▶ _PROBLEM DESCRIPTION_
Look through the data below and return each line where "pressure" appears.

▶ _RECORDS SHOWN_
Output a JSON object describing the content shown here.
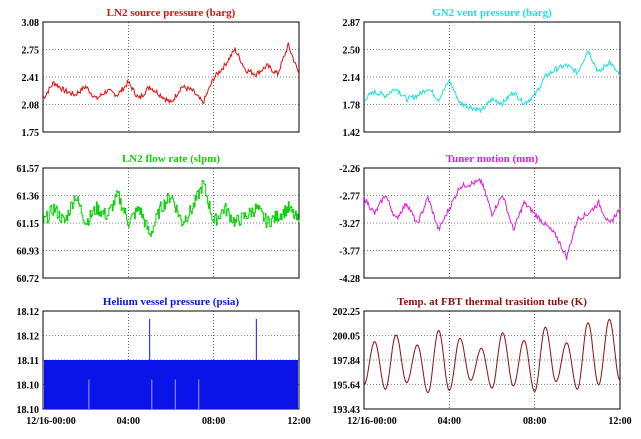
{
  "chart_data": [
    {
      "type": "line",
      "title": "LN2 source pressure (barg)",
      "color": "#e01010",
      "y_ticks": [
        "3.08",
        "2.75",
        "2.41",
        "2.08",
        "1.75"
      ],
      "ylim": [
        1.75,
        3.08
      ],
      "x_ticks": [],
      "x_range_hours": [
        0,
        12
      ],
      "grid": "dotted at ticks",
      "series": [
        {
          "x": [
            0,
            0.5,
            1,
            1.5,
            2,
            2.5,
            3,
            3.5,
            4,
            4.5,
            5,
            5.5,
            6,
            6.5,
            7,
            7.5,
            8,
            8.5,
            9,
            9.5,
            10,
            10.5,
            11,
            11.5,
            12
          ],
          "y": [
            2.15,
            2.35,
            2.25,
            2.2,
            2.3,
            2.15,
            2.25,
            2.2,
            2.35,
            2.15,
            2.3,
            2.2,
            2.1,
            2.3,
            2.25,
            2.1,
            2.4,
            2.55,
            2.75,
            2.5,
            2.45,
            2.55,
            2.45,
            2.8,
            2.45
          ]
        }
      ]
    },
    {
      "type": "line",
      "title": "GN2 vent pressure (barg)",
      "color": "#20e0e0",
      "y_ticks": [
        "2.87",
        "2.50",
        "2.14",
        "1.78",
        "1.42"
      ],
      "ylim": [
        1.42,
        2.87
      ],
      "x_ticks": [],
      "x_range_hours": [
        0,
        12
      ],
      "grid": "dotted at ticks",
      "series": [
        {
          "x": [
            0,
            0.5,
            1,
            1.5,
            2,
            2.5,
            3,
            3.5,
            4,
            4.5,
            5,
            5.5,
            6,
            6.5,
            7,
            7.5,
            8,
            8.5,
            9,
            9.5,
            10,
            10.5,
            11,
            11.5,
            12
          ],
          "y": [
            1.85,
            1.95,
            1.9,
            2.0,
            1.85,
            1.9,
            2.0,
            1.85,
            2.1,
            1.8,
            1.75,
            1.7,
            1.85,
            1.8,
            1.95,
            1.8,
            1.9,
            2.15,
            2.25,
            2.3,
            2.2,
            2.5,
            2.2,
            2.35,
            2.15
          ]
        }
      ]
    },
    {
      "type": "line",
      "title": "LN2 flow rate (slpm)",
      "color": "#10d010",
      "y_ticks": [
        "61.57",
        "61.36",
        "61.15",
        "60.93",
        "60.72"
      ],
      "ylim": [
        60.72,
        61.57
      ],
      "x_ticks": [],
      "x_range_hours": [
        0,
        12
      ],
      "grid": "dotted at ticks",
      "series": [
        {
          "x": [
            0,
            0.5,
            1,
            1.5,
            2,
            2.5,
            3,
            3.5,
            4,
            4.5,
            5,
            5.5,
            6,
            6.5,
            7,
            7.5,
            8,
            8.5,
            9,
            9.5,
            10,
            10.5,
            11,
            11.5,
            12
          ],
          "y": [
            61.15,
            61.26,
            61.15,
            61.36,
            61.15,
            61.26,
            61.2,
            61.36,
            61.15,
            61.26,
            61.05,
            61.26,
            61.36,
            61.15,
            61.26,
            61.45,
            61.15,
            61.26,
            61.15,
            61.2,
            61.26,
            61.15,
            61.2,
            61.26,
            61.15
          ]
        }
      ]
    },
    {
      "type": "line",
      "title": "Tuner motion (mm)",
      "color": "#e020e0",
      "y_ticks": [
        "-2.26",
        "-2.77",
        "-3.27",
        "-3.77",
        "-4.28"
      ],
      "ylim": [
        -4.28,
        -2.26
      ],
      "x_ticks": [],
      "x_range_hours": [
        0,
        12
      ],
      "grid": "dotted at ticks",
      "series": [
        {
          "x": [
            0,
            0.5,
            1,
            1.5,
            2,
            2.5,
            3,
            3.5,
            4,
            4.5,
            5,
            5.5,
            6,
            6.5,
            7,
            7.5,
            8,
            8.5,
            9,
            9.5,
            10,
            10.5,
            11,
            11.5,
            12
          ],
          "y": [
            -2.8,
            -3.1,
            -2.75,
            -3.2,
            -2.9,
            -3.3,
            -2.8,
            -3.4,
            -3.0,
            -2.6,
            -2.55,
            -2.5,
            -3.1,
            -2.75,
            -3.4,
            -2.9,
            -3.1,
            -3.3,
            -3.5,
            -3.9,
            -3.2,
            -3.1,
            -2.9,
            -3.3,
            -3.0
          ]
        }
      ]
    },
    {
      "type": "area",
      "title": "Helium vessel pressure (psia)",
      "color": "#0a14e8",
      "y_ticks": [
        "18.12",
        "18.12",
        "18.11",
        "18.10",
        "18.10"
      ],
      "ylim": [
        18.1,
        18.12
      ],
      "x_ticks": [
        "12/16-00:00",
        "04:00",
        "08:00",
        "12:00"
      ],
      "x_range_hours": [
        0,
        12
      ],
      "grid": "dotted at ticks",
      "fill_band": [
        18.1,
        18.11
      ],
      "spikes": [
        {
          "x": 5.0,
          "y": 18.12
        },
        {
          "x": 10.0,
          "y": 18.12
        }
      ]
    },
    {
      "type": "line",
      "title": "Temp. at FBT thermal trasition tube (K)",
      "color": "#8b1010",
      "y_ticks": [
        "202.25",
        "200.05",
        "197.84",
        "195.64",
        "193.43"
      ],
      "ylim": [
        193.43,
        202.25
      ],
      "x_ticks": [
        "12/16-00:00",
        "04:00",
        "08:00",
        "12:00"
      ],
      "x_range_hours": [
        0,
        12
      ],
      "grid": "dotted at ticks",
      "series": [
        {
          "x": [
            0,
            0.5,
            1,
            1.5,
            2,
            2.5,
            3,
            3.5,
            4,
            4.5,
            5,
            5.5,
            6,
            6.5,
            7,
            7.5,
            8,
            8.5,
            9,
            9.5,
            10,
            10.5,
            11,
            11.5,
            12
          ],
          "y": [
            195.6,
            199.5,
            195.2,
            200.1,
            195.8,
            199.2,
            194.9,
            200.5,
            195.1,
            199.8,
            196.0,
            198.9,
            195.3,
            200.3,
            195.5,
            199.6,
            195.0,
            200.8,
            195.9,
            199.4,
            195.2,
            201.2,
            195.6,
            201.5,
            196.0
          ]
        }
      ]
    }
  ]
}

==

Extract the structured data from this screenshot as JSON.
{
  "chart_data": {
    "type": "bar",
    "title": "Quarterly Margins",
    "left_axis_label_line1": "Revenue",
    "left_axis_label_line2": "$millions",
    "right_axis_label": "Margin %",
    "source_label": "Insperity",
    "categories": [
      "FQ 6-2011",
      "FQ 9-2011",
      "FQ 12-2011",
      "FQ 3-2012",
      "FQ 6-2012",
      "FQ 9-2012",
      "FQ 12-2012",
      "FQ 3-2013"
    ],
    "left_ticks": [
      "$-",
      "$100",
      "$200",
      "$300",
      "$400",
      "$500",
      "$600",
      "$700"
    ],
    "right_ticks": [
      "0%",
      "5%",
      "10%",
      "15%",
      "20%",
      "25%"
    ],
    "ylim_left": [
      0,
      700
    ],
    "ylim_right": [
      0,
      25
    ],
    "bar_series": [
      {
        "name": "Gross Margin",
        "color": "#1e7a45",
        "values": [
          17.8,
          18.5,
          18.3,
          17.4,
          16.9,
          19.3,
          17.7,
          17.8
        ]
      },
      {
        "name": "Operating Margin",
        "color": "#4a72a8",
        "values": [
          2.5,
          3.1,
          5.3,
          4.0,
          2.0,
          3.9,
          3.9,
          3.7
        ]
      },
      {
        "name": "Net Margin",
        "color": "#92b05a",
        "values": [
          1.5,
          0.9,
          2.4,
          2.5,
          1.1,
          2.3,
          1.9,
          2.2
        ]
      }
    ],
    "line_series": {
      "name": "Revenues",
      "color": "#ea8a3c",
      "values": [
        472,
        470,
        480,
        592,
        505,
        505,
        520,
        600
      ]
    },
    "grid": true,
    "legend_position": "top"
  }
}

▶ _FULL RESPONSE_
      "title": "LN2 source pressure (barg)",
      "title": "GN2 vent pressure (barg)",
      "title": "Helium vessel pressure (psia)",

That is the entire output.